All records below must be retyped exactly.

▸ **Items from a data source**
* * * * * * *

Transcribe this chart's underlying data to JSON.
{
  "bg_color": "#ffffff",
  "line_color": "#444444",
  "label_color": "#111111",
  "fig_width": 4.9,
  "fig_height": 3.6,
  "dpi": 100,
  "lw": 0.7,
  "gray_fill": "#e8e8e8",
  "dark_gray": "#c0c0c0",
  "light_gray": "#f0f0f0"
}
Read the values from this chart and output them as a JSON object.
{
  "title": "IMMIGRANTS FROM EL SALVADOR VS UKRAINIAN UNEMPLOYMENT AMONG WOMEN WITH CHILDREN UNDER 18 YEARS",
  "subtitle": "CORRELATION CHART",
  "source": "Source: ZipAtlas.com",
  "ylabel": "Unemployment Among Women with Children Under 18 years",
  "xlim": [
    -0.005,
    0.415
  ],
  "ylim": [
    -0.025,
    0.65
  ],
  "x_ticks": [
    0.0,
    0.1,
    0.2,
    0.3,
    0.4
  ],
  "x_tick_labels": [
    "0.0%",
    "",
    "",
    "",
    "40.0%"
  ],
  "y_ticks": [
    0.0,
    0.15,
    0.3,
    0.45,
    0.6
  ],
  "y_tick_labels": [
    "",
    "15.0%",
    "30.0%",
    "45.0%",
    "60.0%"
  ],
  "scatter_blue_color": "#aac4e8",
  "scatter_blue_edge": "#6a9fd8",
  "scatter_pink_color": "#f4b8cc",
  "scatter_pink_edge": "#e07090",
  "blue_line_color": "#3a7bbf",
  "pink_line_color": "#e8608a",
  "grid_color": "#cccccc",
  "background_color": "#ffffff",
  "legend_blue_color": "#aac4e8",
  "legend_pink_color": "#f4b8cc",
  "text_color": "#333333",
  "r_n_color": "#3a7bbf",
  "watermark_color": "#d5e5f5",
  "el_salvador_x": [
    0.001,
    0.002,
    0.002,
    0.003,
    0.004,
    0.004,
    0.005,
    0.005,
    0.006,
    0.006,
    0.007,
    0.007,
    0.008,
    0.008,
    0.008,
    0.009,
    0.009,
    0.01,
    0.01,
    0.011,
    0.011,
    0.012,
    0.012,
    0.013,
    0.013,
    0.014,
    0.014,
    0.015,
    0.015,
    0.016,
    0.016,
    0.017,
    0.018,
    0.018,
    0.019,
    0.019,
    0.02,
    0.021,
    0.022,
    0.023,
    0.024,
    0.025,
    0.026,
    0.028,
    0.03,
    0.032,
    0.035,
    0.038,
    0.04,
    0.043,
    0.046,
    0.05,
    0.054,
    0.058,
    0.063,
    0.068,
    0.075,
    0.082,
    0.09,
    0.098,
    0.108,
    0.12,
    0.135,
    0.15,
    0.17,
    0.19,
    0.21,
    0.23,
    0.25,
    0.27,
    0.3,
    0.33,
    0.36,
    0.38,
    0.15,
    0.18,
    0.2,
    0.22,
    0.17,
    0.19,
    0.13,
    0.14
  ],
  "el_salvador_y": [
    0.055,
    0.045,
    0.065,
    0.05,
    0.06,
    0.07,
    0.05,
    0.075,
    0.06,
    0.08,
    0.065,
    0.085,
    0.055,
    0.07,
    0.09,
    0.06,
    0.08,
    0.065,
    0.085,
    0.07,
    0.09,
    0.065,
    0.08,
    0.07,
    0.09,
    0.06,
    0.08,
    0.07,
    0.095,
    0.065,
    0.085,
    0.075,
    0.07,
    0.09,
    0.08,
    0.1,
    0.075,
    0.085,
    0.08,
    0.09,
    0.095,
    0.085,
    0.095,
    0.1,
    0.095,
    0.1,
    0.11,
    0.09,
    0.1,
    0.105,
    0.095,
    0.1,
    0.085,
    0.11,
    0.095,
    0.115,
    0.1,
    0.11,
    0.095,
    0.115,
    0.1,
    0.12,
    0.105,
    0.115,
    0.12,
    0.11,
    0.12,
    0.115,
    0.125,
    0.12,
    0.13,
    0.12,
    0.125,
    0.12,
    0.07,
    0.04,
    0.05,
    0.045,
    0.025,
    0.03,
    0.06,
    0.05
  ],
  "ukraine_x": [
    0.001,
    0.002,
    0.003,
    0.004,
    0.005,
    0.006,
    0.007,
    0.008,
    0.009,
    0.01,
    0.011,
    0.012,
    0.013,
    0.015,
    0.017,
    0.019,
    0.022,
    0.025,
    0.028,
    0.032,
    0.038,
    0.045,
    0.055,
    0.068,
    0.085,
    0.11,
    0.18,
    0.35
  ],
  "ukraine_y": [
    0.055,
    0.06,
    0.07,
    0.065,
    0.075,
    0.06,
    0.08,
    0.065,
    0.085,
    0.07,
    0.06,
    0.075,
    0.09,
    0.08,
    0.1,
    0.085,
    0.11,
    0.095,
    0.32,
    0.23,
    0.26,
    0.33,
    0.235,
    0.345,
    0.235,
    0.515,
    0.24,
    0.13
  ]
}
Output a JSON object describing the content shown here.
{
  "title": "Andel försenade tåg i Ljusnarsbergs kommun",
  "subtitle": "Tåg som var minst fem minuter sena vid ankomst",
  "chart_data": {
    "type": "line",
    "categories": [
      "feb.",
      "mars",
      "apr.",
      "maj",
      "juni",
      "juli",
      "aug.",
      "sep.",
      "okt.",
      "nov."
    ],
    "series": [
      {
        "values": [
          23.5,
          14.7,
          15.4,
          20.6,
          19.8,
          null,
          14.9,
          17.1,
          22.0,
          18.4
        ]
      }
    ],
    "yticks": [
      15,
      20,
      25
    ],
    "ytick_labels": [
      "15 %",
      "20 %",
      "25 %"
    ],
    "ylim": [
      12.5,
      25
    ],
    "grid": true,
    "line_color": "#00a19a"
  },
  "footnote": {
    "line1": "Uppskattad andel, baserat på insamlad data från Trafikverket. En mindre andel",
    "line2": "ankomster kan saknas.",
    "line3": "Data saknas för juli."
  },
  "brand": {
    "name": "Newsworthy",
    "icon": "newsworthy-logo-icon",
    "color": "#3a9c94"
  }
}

* * * * * * *

▸ **EXERCISE SOLUTION**
Transcribe this chart's underlying data to JSON.
{
  "bg_color": "#ffffff",
  "line_color": "#444444",
  "label_color": "#111111",
  "fig_width": 4.9,
  "fig_height": 3.6,
  "dpi": 100,
  "lw": 0.7,
  "gray_fill": "#e8e8e8",
  "dark_gray": "#c0c0c0",
  "light_gray": "#f0f0f0"
}
Read the values from this chart and output them as a JSON object.
{
  "title": "IMMIGRANTS FROM EL SALVADOR VS UKRAINIAN UNEMPLOYMENT AMONG WOMEN WITH CHILDREN UNDER 18 YEARS",
  "subtitle": "CORRELATION CHART",
  "source": "Source: ZipAtlas.com",
  "ylabel": "Unemployment Among Women with Children Under 18 years",
  "xlim": [
    -0.005,
    0.415
  ],
  "ylim": [
    -0.025,
    0.65
  ],
  "x_ticks": [
    0.0,
    0.1,
    0.2,
    0.3,
    0.4
  ],
  "x_tick_labels": [
    "0.0%",
    "",
    "",
    "",
    "40.0%"
  ],
  "y_ticks": [
    0.0,
    0.15,
    0.3,
    0.45,
    0.6
  ],
  "y_tick_labels": [
    "",
    "15.0%",
    "30.0%",
    "45.0%",
    "60.0%"
  ],
  "scatter_blue_color": "#aac4e8",
  "scatter_blue_edge": "#6a9fd8",
  "scatter_pink_color": "#f4b8cc",
  "scatter_pink_edge": "#e07090",
  "blue_line_color": "#3a7bbf",
  "pink_line_color": "#e8608a",
  "grid_color": "#cccccc",
  "background_color": "#ffffff",
  "legend_blue_color": "#aac4e8",
  "legend_pink_color": "#f4b8cc",
  "text_color": "#333333",
  "r_n_color": "#3a7bbf",
  "watermark_color": "#d5e5f5",
  "el_salvador_x": [
    0.001,
    0.002,
    0.002,
    0.003,
    0.004,
    0.004,
    0.005,
    0.005,
    0.006,
    0.006,
    0.007,
    0.007,
    0.008,
    0.008,
    0.008,
    0.009,
    0.009,
    0.01,
    0.01,
    0.011,
    0.011,
    0.012,
    0.012,
    0.013,
    0.013,
    0.014,
    0.014,
    0.015,
    0.015,
    0.016,
    0.016,
    0.017,
    0.018,
    0.018,
    0.019,
    0.019,
    0.02,
    0.021,
    0.022,
    0.023,
    0.024,
    0.025,
    0.026,
    0.028,
    0.03,
    0.032,
    0.035,
    0.038,
    0.04,
    0.043,
    0.046,
    0.05,
    0.054,
    0.058,
    0.063,
    0.068,
    0.075,
    0.082,
    0.09,
    0.098,
    0.108,
    0.12,
    0.135,
    0.15,
    0.17,
    0.19,
    0.21,
    0.23,
    0.25,
    0.27,
    0.3,
    0.33,
    0.36,
    0.38,
    0.15,
    0.18,
    0.2,
    0.22,
    0.17,
    0.19,
    0.13,
    0.14
  ],
  "el_salvador_y": [
    0.055,
    0.045,
    0.065,
    0.05,
    0.06,
    0.07,
    0.05,
    0.075,
    0.06,
    0.08,
    0.065,
    0.085,
    0.055,
    0.07,
    0.09,
    0.06,
    0.08,
    0.065,
    0.085,
    0.07,
    0.09,
    0.065,
    0.08,
    0.07,
    0.09,
    0.06,
    0.08,
    0.07,
    0.095,
    0.065,
    0.085,
    0.075,
    0.07,
    0.09,
    0.08,
    0.1,
    0.075,
    0.085,
    0.08,
    0.09,
    0.095,
    0.085,
    0.095,
    0.1,
    0.095,
    0.1,
    0.11,
    0.09,
    0.1,
    0.105,
    0.095,
    0.1,
    0.085,
    0.11,
    0.095,
    0.115,
    0.1,
    0.11,
    0.095,
    0.115,
    0.1,
    0.12,
    0.105,
    0.115,
    0.12,
    0.11,
    0.12,
    0.115,
    0.125,
    0.12,
    0.13,
    0.12,
    0.125,
    0.12,
    0.07,
    0.04,
    0.05,
    0.045,
    0.025,
    0.03,
    0.06,
    0.05
  ],
  "ukraine_x": [
    0.001,
    0.002,
    0.003,
    0.004,
    0.005,
    0.006,
    0.007,
    0.008,
    0.009,
    0.01,
    0.011,
    0.012,
    0.013,
    0.015,
    0.017,
    0.019,
    0.022,
    0.025,
    0.028,
    0.032,
    0.038,
    0.045,
    0.055,
    0.068,
    0.085,
    0.11,
    0.18,
    0.35
  ],
  "ukraine_y": [
    0.055,
    0.06,
    0.07,
    0.065,
    0.075,
    0.06,
    0.08,
    0.065,
    0.085,
    0.07,
    0.06,
    0.075,
    0.09,
    0.08,
    0.1,
    0.085,
    0.11,
    0.095,
    0.32,
    0.23,
    0.26,
    0.33,
    0.235,
    0.345,
    0.235,
    0.515,
    0.24,
    0.13
  ]
}
Output a JSON object describing the content shown here.
{
  "title": "Andel försenade tåg i Ljusnarsbergs kommun",
  "subtitle": "Tåg som var minst fem minuter sena vid ankomst",
  "chart_data": {
    "type": "line",
    "categories": [
      "feb.",
      "mars",
      "apr.",
      "maj",
      "juni",
      "juli",
      "aug.",
      "sep.",
      "okt.",
      "nov."
    ],
    "series": [
      {
        "values": [
          23.5,
          14.7,
          15.4,
          20.6,
          19.8,
          null,
          14.9,
          17.1,
          22.0,
          18.4
        ]
      }
    ],
    "yticks": [
      15,
      20,
      25
    ],
    "ytick_labels": [
      "15 %",
      "20 %",
      "25 %"
    ],
    "ylim": [
      12.5,
      25
    ],
    "grid": true,
    "line_color": "#00a19a"
  },
  "footnote": {
    "line1": "Uppskattad andel, baserat på insamlad data från Trafikverket. En mindre andel",
    "line2": "ankomster kan saknas.",
    "line3": "Data saknas för juli."
  },
  "brand": {
    "name": "Newsworthy",
    "icon": "newsworthy-logo-icon",
    "color": "#3a9c94"
  }
}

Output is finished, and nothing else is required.